> _Task statement_: From the data that follows, copy every line holding the string "this".

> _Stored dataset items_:
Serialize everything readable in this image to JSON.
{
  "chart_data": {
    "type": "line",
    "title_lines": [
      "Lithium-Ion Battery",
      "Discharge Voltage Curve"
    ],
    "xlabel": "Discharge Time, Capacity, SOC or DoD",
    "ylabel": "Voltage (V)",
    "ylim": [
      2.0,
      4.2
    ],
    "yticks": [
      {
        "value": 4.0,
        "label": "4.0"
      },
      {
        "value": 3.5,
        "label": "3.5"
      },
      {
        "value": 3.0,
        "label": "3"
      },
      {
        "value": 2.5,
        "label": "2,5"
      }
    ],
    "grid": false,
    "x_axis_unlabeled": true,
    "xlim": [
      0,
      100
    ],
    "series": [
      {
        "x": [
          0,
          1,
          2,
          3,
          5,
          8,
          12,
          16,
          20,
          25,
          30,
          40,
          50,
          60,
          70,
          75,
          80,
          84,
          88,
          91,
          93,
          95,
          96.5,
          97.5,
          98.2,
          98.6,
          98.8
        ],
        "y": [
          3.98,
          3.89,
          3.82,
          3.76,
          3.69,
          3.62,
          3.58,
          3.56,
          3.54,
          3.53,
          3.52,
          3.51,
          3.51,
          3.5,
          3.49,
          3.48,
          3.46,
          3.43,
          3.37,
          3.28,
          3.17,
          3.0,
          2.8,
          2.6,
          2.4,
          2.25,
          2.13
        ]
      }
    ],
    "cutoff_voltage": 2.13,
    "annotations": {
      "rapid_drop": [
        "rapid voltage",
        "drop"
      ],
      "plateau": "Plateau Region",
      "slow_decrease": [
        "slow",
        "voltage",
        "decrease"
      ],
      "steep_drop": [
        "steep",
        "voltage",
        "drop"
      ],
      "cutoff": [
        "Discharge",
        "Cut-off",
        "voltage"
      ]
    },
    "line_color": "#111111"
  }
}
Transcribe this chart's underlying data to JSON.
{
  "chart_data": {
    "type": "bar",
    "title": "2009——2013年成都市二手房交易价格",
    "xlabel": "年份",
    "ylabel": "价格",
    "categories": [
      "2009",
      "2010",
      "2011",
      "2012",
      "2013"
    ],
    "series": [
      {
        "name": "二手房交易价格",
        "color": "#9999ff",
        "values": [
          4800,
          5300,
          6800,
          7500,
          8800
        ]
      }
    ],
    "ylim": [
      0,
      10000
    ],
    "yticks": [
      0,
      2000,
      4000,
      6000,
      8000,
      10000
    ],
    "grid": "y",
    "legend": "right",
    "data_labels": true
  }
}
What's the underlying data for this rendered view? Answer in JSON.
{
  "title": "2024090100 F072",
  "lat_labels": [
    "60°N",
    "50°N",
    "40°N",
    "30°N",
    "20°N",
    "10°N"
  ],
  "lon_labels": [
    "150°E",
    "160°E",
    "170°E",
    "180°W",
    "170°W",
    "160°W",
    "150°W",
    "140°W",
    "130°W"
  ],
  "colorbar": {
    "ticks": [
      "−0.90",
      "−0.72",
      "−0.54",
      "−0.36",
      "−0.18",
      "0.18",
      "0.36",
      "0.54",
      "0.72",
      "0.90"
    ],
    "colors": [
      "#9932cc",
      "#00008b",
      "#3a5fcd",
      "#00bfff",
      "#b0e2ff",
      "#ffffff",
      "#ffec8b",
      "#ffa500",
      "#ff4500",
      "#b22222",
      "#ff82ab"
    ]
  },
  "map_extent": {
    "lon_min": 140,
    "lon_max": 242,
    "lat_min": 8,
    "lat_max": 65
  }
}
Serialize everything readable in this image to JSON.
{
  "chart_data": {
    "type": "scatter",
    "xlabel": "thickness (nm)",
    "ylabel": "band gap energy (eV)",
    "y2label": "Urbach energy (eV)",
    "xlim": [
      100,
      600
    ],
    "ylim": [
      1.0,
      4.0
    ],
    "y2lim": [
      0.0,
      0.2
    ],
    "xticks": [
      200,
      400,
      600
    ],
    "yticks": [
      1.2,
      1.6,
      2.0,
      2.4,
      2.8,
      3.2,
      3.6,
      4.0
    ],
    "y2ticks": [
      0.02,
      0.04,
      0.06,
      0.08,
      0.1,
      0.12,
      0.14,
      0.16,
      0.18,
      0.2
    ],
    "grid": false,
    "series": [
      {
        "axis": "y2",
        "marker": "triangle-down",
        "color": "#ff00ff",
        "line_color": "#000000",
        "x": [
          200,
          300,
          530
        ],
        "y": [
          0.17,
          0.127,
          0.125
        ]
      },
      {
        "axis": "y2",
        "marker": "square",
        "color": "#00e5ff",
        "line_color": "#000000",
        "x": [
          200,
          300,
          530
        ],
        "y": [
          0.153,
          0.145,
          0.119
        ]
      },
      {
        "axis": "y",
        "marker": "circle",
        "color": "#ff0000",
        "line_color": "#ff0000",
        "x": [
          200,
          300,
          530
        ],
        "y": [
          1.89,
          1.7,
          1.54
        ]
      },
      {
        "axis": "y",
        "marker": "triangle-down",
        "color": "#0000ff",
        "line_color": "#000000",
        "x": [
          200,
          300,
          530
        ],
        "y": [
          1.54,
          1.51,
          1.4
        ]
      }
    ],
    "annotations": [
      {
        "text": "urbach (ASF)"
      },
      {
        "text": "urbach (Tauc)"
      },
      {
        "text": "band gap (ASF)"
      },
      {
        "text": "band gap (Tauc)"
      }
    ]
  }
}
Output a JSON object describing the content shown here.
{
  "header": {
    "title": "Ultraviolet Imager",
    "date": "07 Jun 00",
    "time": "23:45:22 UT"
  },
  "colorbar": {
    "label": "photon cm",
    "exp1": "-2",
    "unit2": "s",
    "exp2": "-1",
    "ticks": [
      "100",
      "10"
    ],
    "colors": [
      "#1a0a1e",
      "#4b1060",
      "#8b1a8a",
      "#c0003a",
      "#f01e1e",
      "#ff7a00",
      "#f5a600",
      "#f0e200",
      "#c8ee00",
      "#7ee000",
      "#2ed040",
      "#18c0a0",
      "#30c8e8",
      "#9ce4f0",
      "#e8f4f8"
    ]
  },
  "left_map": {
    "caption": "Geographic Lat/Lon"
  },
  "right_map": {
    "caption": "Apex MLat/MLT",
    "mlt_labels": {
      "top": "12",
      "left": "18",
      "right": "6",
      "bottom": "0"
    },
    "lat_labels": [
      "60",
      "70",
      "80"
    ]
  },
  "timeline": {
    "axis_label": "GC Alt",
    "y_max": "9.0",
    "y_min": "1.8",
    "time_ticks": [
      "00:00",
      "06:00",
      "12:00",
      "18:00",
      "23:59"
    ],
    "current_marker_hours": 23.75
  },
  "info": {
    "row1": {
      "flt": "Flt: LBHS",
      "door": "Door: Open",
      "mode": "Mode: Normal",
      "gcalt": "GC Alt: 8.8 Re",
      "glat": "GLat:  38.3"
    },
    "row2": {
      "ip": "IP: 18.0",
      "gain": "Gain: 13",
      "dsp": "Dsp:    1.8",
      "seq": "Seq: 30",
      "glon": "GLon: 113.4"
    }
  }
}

> _Result below_:
Serialize everything readable in this image to JSON.
Transcribe this chart's underlying data to JSON.
What's the underlying data for this rendered view? Answer in JSON.
Serialize everything readable in this image to JSON.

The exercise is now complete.